(Aim):
Write the records out again, precisely as they stand.

(Given entries):
•••
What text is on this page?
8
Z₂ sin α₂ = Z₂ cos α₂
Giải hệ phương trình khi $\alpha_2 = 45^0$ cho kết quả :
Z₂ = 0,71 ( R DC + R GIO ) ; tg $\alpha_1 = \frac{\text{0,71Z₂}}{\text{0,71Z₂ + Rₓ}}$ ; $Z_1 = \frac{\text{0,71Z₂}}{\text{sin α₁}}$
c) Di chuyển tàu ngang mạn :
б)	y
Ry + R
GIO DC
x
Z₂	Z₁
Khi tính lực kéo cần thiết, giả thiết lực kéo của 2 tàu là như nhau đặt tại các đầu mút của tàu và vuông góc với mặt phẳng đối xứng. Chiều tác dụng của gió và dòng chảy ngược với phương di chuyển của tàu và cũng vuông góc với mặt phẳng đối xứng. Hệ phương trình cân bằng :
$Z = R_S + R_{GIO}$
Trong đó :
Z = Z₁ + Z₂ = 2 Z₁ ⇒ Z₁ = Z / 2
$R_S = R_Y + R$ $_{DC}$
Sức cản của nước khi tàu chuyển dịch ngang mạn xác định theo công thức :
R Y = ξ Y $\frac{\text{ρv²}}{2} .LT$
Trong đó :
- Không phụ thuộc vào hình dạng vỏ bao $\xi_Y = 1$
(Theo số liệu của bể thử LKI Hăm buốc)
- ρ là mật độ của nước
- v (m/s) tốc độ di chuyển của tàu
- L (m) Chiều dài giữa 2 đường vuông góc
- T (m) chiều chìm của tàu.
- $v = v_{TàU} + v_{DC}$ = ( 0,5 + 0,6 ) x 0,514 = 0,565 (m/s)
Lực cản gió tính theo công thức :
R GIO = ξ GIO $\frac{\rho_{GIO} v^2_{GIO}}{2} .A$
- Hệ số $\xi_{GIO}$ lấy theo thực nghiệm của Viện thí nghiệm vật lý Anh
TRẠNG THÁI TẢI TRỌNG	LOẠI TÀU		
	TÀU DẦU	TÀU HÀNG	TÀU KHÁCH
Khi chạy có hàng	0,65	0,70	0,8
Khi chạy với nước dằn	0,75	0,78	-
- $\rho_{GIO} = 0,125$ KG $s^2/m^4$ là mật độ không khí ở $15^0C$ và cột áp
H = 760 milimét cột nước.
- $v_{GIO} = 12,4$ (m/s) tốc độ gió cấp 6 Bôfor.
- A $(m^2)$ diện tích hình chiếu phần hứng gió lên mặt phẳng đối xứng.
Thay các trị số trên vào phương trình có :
•••
(Response to the exercise):
What text is on this page?
8
Z₂ sin α₂ = Z₂ cos α₂
Giải hệ phương trình khi $\alpha_2 = 45^0$ cho kết quả :
Z₂ = 0,71 ( R DC + R GIO ) ; tg $\alpha_1 = \frac{\text{0,71Z₂}}{\text{0,71Z₂ + Rₓ}}$ ; $Z_1 = \frac{\text{0,71Z₂}}{\text{sin α₁}}$
c) Di chuyển tàu ngang mạn :
б)	y
Ry + R
GIO DC
x
Z₂	Z₁
Khi tính lực kéo cần thiết, giả thiết lực kéo của 2 tàu là như nhau đặt tại các đầu mút của tàu và vuông góc với mặt phẳng đối xứng. Chiều tác dụng của gió và dòng chảy ngược với phương di chuyển của tàu và cũng vuông góc với mặt phẳng đối xứng. Hệ phương trình cân bằng :
$Z = R_S + R_{GIO}$
Trong đó :
Z = Z₁ + Z₂ = 2 Z₁ ⇒ Z₁ = Z / 2
$R_S = R_Y + R$ $_{DC}$
Sức cản của nước khi tàu chuyển dịch ngang mạn xác định theo công thức :
R Y = ξ Y $\frac{\text{ρv²}}{2} .LT$
Trong đó :
- Không phụ thuộc vào hình dạng vỏ bao $\xi_Y = 1$
(Theo số liệu của bể thử LKI Hăm buốc)
- ρ là mật độ của nước
- v (m/s) tốc độ di chuyển của tàu
- L (m) Chiều dài giữa 2 đường vuông góc
- T (m) chiều chìm của tàu.
- $v = v_{TàU} + v_{DC}$ = ( 0,5 + 0,6 ) x 0,514 = 0,565 (m/s)
Lực cản gió tính theo công thức :
R GIO = ξ GIO $\frac{\rho_{GIO} v^2_{GIO}}{2} .A$
- Hệ số $\xi_{GIO}$ lấy theo thực nghiệm của Viện thí nghiệm vật lý Anh
TRẠNG THÁI TẢI TRỌNG	LOẠI TÀU		
	TÀU DẦU	TÀU HÀNG	TÀU KHÁCH
Khi chạy có hàng	0,65	0,70	0,8
Khi chạy với nước dằn	0,75	0,78	-
- $\rho_{GIO} = 0,125$ KG $s^2/m^4$ là mật độ không khí ở $15^0C$ và cột áp
H = 760 milimét cột nước.
- $v_{GIO} = 12,4$ (m/s) tốc độ gió cấp 6 Bôfor.
- A $(m^2)$ diện tích hình chiếu phần hứng gió lên mặt phẳng đối xứng.
Thay các trị số trên vào phương trình có :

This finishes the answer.